(Supplied records):
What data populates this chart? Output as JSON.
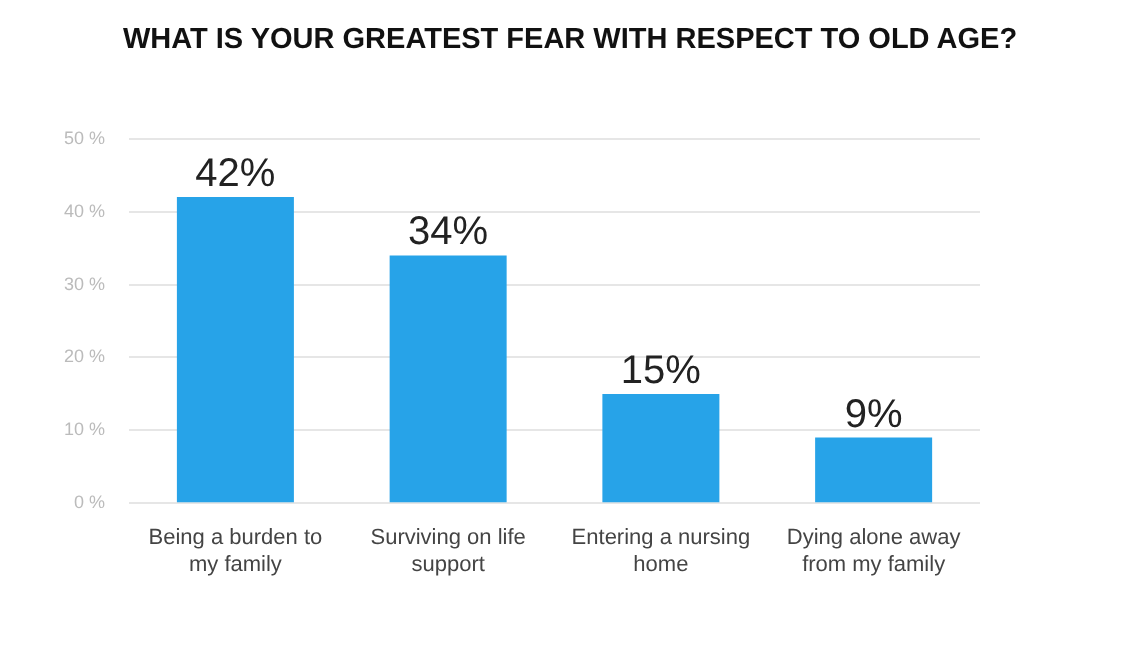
{
  "chart_data": {
    "type": "bar",
    "title": "WHAT IS YOUR GREATEST FEAR WITH RESPECT TO OLD AGE?",
    "categories": [
      "Being a burden to my family",
      "Surviving on life support",
      "Entering a nursing home",
      "Dying alone away from my family"
    ],
    "values": [
      42,
      34,
      15,
      9
    ],
    "value_labels": [
      "42%",
      "34%",
      "15%",
      "9%"
    ],
    "color": "#27a3e8",
    "ylim": [
      0,
      50
    ],
    "yticks": [
      {
        "value": 0,
        "label": "0 %"
      },
      {
        "value": 10,
        "label": "10 %"
      },
      {
        "value": 20,
        "label": "20 %"
      },
      {
        "value": 30,
        "label": "30 %"
      },
      {
        "value": 40,
        "label": "40 %"
      },
      {
        "value": 50,
        "label": "50 %"
      }
    ],
    "grid": "y",
    "legend": false
  }
}
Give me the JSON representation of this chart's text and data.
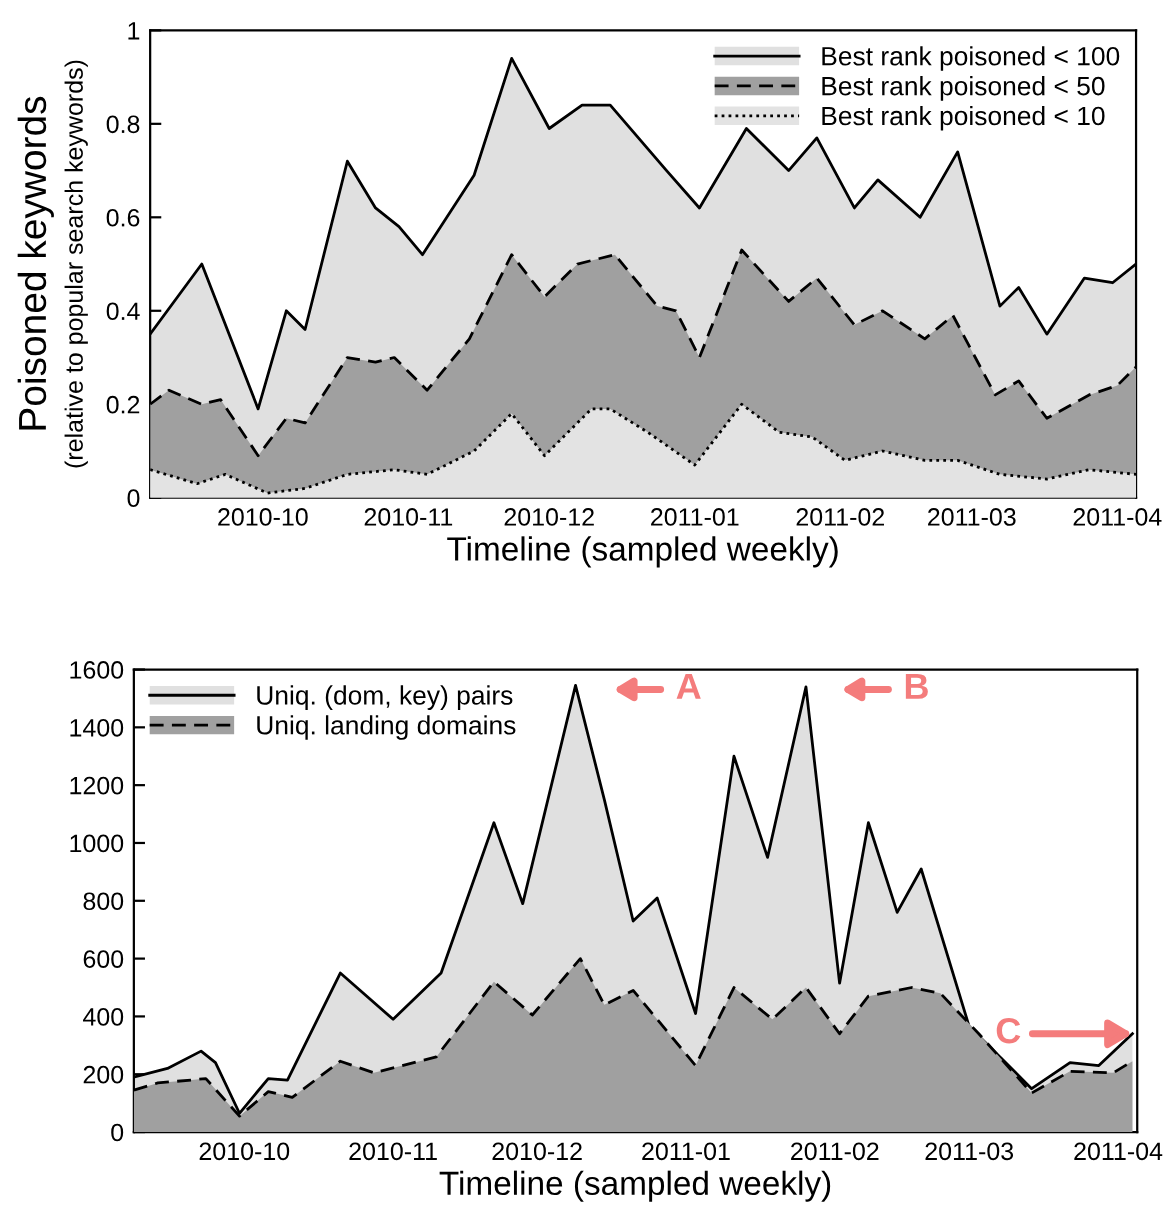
{
  "chart_data": [
    {
      "type": "area",
      "ylabel": "Poisoned keywords\n(relative to popular search keywords)",
      "xlabel": "Timeline (sampled weekly)",
      "xlim": [
        "2010-09-07",
        "2011-04-05"
      ],
      "xticks": [
        "2010-10",
        "2010-11",
        "2010-12",
        "2011-01",
        "2011-02",
        "2011-03",
        "2011-04"
      ],
      "ylim": [
        0,
        1
      ],
      "yticks": [
        0,
        0.2,
        0.4,
        0.6,
        0.8,
        1
      ],
      "legend": "top right",
      "grid": false,
      "series": [
        {
          "name": "Best rank poisoned < 100",
          "color": "#e0e0e0",
          "line_style": "solid",
          "x": [
            "2010-09-07",
            "2010-09-18",
            "2010-09-30",
            "2010-10-06",
            "2010-10-10",
            "2010-10-19",
            "2010-10-25",
            "2010-10-30",
            "2010-11-04",
            "2010-11-15",
            "2010-11-23",
            "2010-12-01",
            "2010-12-08",
            "2010-12-14",
            "2010-12-26",
            "2011-01-02",
            "2011-01-12",
            "2011-01-21",
            "2011-01-27",
            "2011-02-04",
            "2011-02-09",
            "2011-02-18",
            "2011-02-26",
            "2011-03-07",
            "2011-03-11",
            "2011-03-17",
            "2011-03-25",
            "2011-03-31",
            "2011-04-05"
          ],
          "values": [
            0.35,
            0.5,
            0.19,
            0.4,
            0.36,
            0.72,
            0.62,
            0.58,
            0.52,
            0.69,
            0.94,
            0.79,
            0.84,
            0.84,
            0.7,
            0.62,
            0.79,
            0.7,
            0.77,
            0.62,
            0.68,
            0.6,
            0.74,
            0.41,
            0.45,
            0.35,
            0.47,
            0.46,
            0.5
          ]
        },
        {
          "name": "Best rank poisoned < 50",
          "color": "#a0a0a0",
          "line_style": "dashed",
          "x": [
            "2010-09-07",
            "2010-09-11",
            "2010-09-18",
            "2010-09-22",
            "2010-09-30",
            "2010-10-06",
            "2010-10-10",
            "2010-10-19",
            "2010-10-25",
            "2010-10-29",
            "2010-11-05",
            "2010-11-14",
            "2010-11-23",
            "2010-11-30",
            "2010-12-07",
            "2010-12-15",
            "2010-12-24",
            "2010-12-28",
            "2011-01-02",
            "2011-01-11",
            "2011-01-21",
            "2011-01-27",
            "2011-02-04",
            "2011-02-10",
            "2011-02-19",
            "2011-02-25",
            "2011-03-06",
            "2011-03-11",
            "2011-03-17",
            "2011-03-26",
            "2011-04-01",
            "2011-04-05"
          ],
          "values": [
            0.2,
            0.23,
            0.2,
            0.21,
            0.09,
            0.17,
            0.16,
            0.3,
            0.29,
            0.3,
            0.23,
            0.34,
            0.52,
            0.43,
            0.5,
            0.52,
            0.41,
            0.4,
            0.3,
            0.53,
            0.42,
            0.47,
            0.37,
            0.4,
            0.34,
            0.39,
            0.22,
            0.25,
            0.17,
            0.22,
            0.24,
            0.28
          ]
        },
        {
          "name": "Best rank poisoned < 10",
          "color": "#e3e3e3",
          "line_style": "dotted",
          "x": [
            "2010-09-07",
            "2010-09-17",
            "2010-09-23",
            "2010-10-02",
            "2010-10-10",
            "2010-10-19",
            "2010-10-29",
            "2010-11-05",
            "2010-11-15",
            "2010-11-23",
            "2010-11-30",
            "2010-12-10",
            "2010-12-14",
            "2010-12-22",
            "2011-01-01",
            "2011-01-11",
            "2011-01-19",
            "2011-01-26",
            "2011-02-02",
            "2011-02-10",
            "2011-02-19",
            "2011-02-26",
            "2011-03-07",
            "2011-03-17",
            "2011-03-26",
            "2011-04-05"
          ],
          "values": [
            0.06,
            0.03,
            0.05,
            0.01,
            0.02,
            0.05,
            0.06,
            0.05,
            0.1,
            0.18,
            0.09,
            0.19,
            0.19,
            0.14,
            0.07,
            0.2,
            0.14,
            0.13,
            0.08,
            0.1,
            0.08,
            0.08,
            0.05,
            0.04,
            0.06,
            0.05
          ]
        }
      ]
    },
    {
      "type": "area",
      "xlabel": "Timeline (sampled weekly)",
      "xlim": [
        "2010-09-08",
        "2011-04-05"
      ],
      "xticks": [
        "2010-10",
        "2010-11",
        "2010-12",
        "2011-01",
        "2011-02",
        "2011-03",
        "2011-04"
      ],
      "ylim": [
        0,
        1600
      ],
      "yticks": [
        0,
        200,
        400,
        600,
        800,
        1000,
        1200,
        1400,
        1600
      ],
      "legend": "top left",
      "grid": false,
      "annotations": [
        "A",
        "B",
        {
          "text": "C",
          "x": "2011-04-04",
          "y": 340
        }
      ],
      "series": [
        {
          "name": "Uniq. (dom, key) pairs",
          "color": "#e0e0e0",
          "line_style": "solid",
          "x": [
            "2010-09-08",
            "2010-09-15",
            "2010-09-22",
            "2010-09-25",
            "2010-09-30",
            "2010-10-06",
            "2010-10-10",
            "2010-10-21",
            "2010-11-01",
            "2010-11-11",
            "2010-11-22",
            "2010-11-28",
            "2010-12-09",
            "2010-12-15",
            "2010-12-21",
            "2010-12-26",
            "2011-01-03",
            "2011-01-11",
            "2011-01-18",
            "2011-01-26",
            "2011-02-02",
            "2011-02-08",
            "2011-02-14",
            "2011-02-19",
            "2011-03-01",
            "2011-03-08",
            "2011-03-14",
            "2011-03-22",
            "2011-03-28",
            "2011-04-04"
          ],
          "values": [
            190,
            220,
            280,
            240,
            65,
            185,
            180,
            550,
            390,
            550,
            1070,
            790,
            1545,
            1150,
            730,
            810,
            410,
            1300,
            950,
            1540,
            515,
            1070,
            760,
            910,
            365,
            250,
            150,
            240,
            230,
            340
          ]
        },
        {
          "name": "Uniq. landing domains",
          "color": "#a0a0a0",
          "line_style": "dashed",
          "x": [
            "2010-09-08",
            "2010-09-13",
            "2010-09-20",
            "2010-09-23",
            "2010-09-30",
            "2010-10-06",
            "2010-10-11",
            "2010-10-21",
            "2010-10-28",
            "2010-11-10",
            "2010-11-22",
            "2010-11-30",
            "2010-12-10",
            "2010-12-15",
            "2010-12-21",
            "2011-01-03",
            "2011-01-11",
            "2011-01-19",
            "2011-01-26",
            "2011-02-02",
            "2011-02-08",
            "2011-02-17",
            "2011-02-23",
            "2011-03-03",
            "2011-03-14",
            "2011-03-22",
            "2011-03-31",
            "2011-04-04"
          ],
          "values": [
            145,
            170,
            180,
            185,
            55,
            140,
            120,
            245,
            205,
            260,
            520,
            405,
            600,
            440,
            490,
            230,
            500,
            390,
            500,
            340,
            470,
            500,
            480,
            340,
            135,
            210,
            205,
            245
          ]
        }
      ]
    }
  ]
}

(Instruction): Extract every line containing the string "Best" from the data above.

(Task response):
          "name": "Best rank poisoned < 100",
          "name": "Best rank poisoned < 50",
          "name": "Best rank poisoned < 10",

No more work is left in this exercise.